Reading passage>
Content starts

John Leopold Denman undertook general restoration and repair work at many Sussex churches in the postwar period, often under the Denman & Son name with his son and other members of the practice. His treatment of medieval churches has been called "remarkably sensitive", in contrast to his less assured handling of Victorian-era buildings. His work at St Nicholas' Church in Brighton, where he designed a reredos in 1909, is his earliest recorded commission. He is believed to have restored many other churches apart from those for which records survive:
- Church of the Holy Sepulchre, Warminghurst (1959–60)
- East Hoathly Church, East Hoathly (1963–64)
- Holy Trinity Church, Bosham (1946–51)
- Holy Trinity Church, Eridge (1948–55)
- St Agnes' Church, Hove (1963–65)
- St Alban's Church, Frant (c. 1954)
- St Andrew's Church, Edburton (1958–59, 1961–63)
- St Bartholomew's Church, Brighton (1965)
- St George's Church, Kemptown, Brighton (1967)
- St Giles' Church, Horsted Keynes (1959–60)
- St John the Divine's Church, West Worthing (1971)
- St John the Evangelist's Church, Preston Village, Brighton (1965)
- St Leonard's Church, Aldrington (1954, 1970)
- St Margaret's Church, Rottingdean (1974)
- St Mark's Church, Hadlow Down (1965–67)
- St Mary's Church, East Grinstead (1959–61, 1964–66)
- St Mary de Haura Church, Shoreham-by-Sea (1967)
- St Mary the Virgin's Church, Glynde (1956–58)

Content ends

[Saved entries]
Content starts

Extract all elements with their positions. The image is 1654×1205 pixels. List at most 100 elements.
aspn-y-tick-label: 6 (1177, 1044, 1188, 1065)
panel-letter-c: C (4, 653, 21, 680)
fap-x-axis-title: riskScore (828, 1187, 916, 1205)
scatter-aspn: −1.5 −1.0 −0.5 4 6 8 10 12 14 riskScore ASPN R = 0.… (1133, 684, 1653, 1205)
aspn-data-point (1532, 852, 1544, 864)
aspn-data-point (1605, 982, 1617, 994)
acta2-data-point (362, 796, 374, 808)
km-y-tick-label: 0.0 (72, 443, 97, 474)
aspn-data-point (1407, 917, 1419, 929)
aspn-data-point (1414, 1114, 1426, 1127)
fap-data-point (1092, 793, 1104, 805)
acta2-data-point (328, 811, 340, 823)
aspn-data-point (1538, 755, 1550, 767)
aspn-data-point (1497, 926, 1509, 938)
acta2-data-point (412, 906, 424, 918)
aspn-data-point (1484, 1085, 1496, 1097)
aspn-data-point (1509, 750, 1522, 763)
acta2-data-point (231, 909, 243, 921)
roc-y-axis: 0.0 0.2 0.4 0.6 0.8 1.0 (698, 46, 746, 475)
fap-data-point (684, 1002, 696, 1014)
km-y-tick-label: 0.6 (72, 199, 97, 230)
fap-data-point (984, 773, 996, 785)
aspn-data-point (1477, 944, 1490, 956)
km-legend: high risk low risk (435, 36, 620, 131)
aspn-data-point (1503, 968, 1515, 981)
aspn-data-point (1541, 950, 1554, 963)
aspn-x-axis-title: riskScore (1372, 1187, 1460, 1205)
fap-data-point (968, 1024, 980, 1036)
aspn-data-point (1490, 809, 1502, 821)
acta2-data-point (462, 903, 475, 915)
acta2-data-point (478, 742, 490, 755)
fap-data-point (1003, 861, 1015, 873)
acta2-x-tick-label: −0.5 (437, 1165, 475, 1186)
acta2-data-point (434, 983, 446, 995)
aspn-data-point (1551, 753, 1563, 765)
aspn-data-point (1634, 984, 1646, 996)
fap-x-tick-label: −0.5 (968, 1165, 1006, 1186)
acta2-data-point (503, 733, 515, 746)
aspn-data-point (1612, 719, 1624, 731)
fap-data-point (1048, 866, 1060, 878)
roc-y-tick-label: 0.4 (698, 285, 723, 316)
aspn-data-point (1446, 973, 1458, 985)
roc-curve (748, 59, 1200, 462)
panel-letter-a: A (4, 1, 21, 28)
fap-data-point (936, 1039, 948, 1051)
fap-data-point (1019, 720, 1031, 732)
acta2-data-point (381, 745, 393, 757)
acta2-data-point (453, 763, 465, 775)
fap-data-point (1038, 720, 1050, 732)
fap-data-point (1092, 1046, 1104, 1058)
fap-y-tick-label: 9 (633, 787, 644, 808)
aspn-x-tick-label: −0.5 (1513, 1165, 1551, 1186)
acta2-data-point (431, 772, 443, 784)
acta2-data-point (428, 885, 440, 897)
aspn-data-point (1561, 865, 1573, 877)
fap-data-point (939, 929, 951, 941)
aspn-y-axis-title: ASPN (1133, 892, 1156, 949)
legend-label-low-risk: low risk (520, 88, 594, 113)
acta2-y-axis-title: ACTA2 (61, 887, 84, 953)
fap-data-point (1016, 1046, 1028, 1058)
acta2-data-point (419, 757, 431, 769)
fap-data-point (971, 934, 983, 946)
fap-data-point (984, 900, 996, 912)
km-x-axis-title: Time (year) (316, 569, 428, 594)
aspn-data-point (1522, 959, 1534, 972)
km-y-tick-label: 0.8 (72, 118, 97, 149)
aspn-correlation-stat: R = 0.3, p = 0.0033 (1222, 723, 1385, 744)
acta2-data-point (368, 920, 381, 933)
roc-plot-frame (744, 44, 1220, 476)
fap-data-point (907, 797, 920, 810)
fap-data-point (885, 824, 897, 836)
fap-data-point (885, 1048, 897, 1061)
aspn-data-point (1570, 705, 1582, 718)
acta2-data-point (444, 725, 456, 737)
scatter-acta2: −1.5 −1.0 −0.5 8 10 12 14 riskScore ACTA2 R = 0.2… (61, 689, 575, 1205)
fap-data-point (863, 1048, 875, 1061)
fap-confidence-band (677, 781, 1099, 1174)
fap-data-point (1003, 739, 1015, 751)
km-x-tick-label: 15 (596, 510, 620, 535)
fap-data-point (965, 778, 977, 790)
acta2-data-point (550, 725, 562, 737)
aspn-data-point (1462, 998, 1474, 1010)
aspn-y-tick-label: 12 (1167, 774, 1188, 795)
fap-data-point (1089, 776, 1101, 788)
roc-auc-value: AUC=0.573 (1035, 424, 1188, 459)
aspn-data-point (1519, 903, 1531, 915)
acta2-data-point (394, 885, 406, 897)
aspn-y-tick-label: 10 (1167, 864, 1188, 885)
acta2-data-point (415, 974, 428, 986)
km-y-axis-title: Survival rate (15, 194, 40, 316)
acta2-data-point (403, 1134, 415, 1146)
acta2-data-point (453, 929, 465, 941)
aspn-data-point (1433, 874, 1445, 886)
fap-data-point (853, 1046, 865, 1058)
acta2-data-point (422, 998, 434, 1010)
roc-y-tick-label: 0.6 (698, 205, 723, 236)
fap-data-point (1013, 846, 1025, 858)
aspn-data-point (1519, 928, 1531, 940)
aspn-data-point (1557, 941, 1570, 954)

Content ends

What the task requires>
Continue the passage on John Leopold Denman's church restoration work from the point where it stops.

Task output>
- St Mary the Virgin's Church, North Stoke (1962–64)
- St Mary the Virgin's Church, Storrington (1960–70)
- St Michael's Church, Plumpton (1929, 1932)
- St Michael and All Angels Church, Withyham (1960–61)
- St Nicholas' Church, Bramber (1959–60)
- St Nicholas' Church, Brighton (1909)
- St Nicholas' Church, Poling (1968)
- St Paul's Church, Brighton
- St Peter's Church, Brighton (1966)
- St Peter's Church, Henfield (1959)
- St Peter's Church, Twineham (1959–62)
- St Philip's Church, Eastbourne (1965–69)
- St Simon and St Jude's Church, East Dean (1948–61)

Denman designed Buxted's war memorial, which stands in the grounds of St Margaret the Queen's Church in Buxted Park, in 1921. In about 1946, Denman designed the screens in the south chapel of St Margaret's Church in Ditchling as a memorial to Louis Ginnett. Joseph Cribb designed the carvings. In 1951 he designed the lychgate at St Michael's Church, Newhaven.